WHAT IS EXPECTED:
The entries below should be transcribed in their entirety, exactly as written.
** BEGIN DATA LISTING **
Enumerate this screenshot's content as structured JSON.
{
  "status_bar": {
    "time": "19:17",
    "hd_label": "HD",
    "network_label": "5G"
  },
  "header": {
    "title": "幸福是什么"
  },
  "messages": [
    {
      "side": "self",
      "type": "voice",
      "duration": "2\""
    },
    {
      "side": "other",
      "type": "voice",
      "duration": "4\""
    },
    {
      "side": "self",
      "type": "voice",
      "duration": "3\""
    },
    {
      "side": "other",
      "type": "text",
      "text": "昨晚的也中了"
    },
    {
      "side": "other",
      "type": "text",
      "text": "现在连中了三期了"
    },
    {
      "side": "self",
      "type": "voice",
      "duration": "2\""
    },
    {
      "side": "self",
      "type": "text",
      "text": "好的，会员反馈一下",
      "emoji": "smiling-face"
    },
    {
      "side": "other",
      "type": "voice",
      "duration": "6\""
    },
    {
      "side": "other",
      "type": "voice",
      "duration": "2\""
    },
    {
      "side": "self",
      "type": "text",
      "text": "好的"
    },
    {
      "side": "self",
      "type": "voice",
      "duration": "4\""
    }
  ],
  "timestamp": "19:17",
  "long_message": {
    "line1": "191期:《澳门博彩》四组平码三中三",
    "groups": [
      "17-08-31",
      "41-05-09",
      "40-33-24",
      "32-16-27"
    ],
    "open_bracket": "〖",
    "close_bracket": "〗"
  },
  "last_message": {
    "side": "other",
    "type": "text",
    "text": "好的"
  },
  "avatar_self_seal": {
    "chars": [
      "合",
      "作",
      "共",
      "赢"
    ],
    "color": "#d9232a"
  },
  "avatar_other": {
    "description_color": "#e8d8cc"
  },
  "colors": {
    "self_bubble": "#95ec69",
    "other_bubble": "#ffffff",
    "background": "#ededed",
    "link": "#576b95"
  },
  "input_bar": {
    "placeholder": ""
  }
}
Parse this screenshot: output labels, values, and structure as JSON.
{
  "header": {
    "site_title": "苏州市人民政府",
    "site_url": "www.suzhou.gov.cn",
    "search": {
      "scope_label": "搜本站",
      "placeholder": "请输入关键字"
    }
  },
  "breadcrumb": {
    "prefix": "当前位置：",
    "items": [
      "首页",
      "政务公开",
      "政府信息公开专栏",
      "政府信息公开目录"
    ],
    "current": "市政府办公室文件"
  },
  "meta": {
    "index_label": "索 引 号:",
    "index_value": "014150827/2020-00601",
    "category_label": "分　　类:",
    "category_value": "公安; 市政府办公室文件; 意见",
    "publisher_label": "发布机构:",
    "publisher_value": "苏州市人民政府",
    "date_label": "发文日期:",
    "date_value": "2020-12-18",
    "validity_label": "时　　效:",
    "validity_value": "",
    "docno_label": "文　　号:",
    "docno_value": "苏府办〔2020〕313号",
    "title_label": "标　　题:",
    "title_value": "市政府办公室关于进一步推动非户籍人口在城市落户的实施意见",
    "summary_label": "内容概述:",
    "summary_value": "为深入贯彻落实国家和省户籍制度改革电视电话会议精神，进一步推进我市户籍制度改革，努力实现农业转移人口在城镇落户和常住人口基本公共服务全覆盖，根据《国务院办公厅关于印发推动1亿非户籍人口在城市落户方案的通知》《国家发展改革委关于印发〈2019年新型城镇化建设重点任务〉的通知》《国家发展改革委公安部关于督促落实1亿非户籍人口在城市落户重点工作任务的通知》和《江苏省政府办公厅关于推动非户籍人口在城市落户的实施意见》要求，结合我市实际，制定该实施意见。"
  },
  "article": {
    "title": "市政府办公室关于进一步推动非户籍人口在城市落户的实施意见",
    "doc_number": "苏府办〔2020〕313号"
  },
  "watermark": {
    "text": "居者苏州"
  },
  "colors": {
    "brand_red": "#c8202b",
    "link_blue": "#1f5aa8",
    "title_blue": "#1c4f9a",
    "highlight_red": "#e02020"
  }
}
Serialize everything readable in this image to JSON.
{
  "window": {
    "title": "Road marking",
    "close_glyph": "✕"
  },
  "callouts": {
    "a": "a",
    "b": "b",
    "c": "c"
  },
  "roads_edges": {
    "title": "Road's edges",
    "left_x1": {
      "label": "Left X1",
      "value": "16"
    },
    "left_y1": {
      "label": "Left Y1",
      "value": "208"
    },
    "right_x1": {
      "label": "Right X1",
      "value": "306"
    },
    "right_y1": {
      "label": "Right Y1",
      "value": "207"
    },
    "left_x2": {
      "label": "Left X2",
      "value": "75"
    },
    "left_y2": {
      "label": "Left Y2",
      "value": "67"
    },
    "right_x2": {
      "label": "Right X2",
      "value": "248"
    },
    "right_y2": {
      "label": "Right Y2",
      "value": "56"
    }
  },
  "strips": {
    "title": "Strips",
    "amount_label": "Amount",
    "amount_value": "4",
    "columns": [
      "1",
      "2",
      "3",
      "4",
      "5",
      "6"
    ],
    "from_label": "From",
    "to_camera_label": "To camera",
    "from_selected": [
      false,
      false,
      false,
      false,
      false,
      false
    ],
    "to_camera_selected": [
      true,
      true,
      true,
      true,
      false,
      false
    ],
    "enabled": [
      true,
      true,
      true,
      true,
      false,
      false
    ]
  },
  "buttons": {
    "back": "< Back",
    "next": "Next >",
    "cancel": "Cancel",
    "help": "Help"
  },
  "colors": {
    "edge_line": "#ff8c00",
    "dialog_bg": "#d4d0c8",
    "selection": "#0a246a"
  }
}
** END DATA LISTING **
WRITTEN SOLUTION:
Enumerate this screenshot's content as structured JSON.
{
  "status_bar": {
    "time": "19:17",
    "hd_label": "HD",
    "network_label": "5G"
  },
  "header": {
    "title": "幸福是什么"
  },
  "messages": [
    {
      "side": "self",
      "type": "voice",
      "duration": "2\""
    },
    {
      "side": "other",
      "type": "voice",
      "duration": "4\""
    },
    {
      "side": "self",
      "type": "voice",
      "duration": "3\""
    },
    {
      "side": "other",
      "type": "text",
      "text": "昨晚的也中了"
    },
    {
      "side": "other",
      "type": "text",
      "text": "现在连中了三期了"
    },
    {
      "side": "self",
      "type": "voice",
      "duration": "2\""
    },
    {
      "side": "self",
      "type": "text",
      "text": "好的，会员反馈一下",
      "emoji": "smiling-face"
    },
    {
      "side": "other",
      "type": "voice",
      "duration": "6\""
    },
    {
      "side": "other",
      "type": "voice",
      "duration": "2\""
    },
    {
      "side": "self",
      "type": "text",
      "text": "好的"
    },
    {
      "side": "self",
      "type": "voice",
      "duration": "4\""
    }
  ],
  "timestamp": "19:17",
  "long_message": {
    "line1": "191期:《澳门博彩》四组平码三中三",
    "groups": [
      "17-08-31",
      "41-05-09",
      "40-33-24",
      "32-16-27"
    ],
    "open_bracket": "〖",
    "close_bracket": "〗"
  },
  "last_message": {
    "side": "other",
    "type": "text",
    "text": "好的"
  },
  "avatar_self_seal": {
    "chars": [
      "合",
      "作",
      "共",
      "赢"
    ],
    "color": "#d9232a"
  },
  "avatar_other": {
    "description_color": "#e8d8cc"
  },
  "colors": {
    "self_bubble": "#95ec69",
    "other_bubble": "#ffffff",
    "background": "#ededed",
    "link": "#576b95"
  },
  "input_bar": {
    "placeholder": ""
  }
}
Parse this screenshot: output labels, values, and structure as JSON.
{
  "header": {
    "site_title": "苏州市人民政府",
    "site_url": "www.suzhou.gov.cn",
    "search": {
      "scope_label": "搜本站",
      "placeholder": "请输入关键字"
    }
  },
  "breadcrumb": {
    "prefix": "当前位置：",
    "items": [
      "首页",
      "政务公开",
      "政府信息公开专栏",
      "政府信息公开目录"
    ],
    "current": "市政府办公室文件"
  },
  "meta": {
    "index_label": "索 引 号:",
    "index_value": "014150827/2020-00601",
    "category_label": "分　　类:",
    "category_value": "公安; 市政府办公室文件; 意见",
    "publisher_label": "发布机构:",
    "publisher_value": "苏州市人民政府",
    "date_label": "发文日期:",
    "date_value": "2020-12-18",
    "validity_label": "时　　效:",
    "validity_value": "",
    "docno_label": "文　　号:",
    "docno_value": "苏府办〔2020〕313号",
    "title_label": "标　　题:",
    "title_value": "市政府办公室关于进一步推动非户籍人口在城市落户的实施意见",
    "summary_label": "内容概述:",
    "summary_value": "为深入贯彻落实国家和省户籍制度改革电视电话会议精神，进一步推进我市户籍制度改革，努力实现农业转移人口在城镇落户和常住人口基本公共服务全覆盖，根据《国务院办公厅关于印发推动1亿非户籍人口在城市落户方案的通知》《国家发展改革委关于印发〈2019年新型城镇化建设重点任务〉的通知》《国家发展改革委公安部关于督促落实1亿非户籍人口在城市落户重点工作任务的通知》和《江苏省政府办公厅关于推动非户籍人口在城市落户的实施意见》要求，结合我市实际，制定该实施意见。"
  },
  "article": {
    "title": "市政府办公室关于进一步推动非户籍人口在城市落户的实施意见",
    "doc_number": "苏府办〔2020〕313号"
  },
  "watermark": {
    "text": "居者苏州"
  },
  "colors": {
    "brand_red": "#c8202b",
    "link_blue": "#1f5aa8",
    "title_blue": "#1c4f9a",
    "highlight_red": "#e02020"
  }
}
Serialize everything readable in this image to JSON.
{
  "window": {
    "title": "Road marking",
    "close_glyph": "✕"
  },
  "callouts": {
    "a": "a",
    "b": "b",
    "c": "c"
  },
  "roads_edges": {
    "title": "Road's edges",
    "left_x1": {
      "label": "Left X1",
      "value": "16"
    },
    "left_y1": {
      "label": "Left Y1",
      "value": "208"
    },
    "right_x1": {
      "label": "Right X1",
      "value": "306"
    },
    "right_y1": {
      "label": "Right Y1",
      "value": "207"
    },
    "left_x2": {
      "label": "Left X2",
      "value": "75"
    },
    "left_y2": {
      "label": "Left Y2",
      "value": "67"
    },
    "right_x2": {
      "label": "Right X2",
      "value": "248"
    },
    "right_y2": {
      "label": "Right Y2",
      "value": "56"
    }
  },
  "strips": {
    "title": "Strips",
    "amount_label": "Amount",
    "amount_value": "4",
    "columns": [
      "1",
      "2",
      "3",
      "4",
      "5",
      "6"
    ],
    "from_label": "From",
    "to_camera_label": "To camera",
    "from_selected": [
      false,
      false,
      false,
      false,
      false,
      false
    ],
    "to_camera_selected": [
      true,
      true,
      true,
      true,
      false,
      false
    ],
    "enabled": [
      true,
      true,
      true,
      true,
      false,
      false
    ]
  },
  "buttons": {
    "back": "< Back",
    "next": "Next >",
    "cancel": "Cancel",
    "help": "Help"
  },
  "colors": {
    "edge_line": "#ff8c00",
    "dialog_bg": "#d4d0c8",
    "selection": "#0a246a"
  }
}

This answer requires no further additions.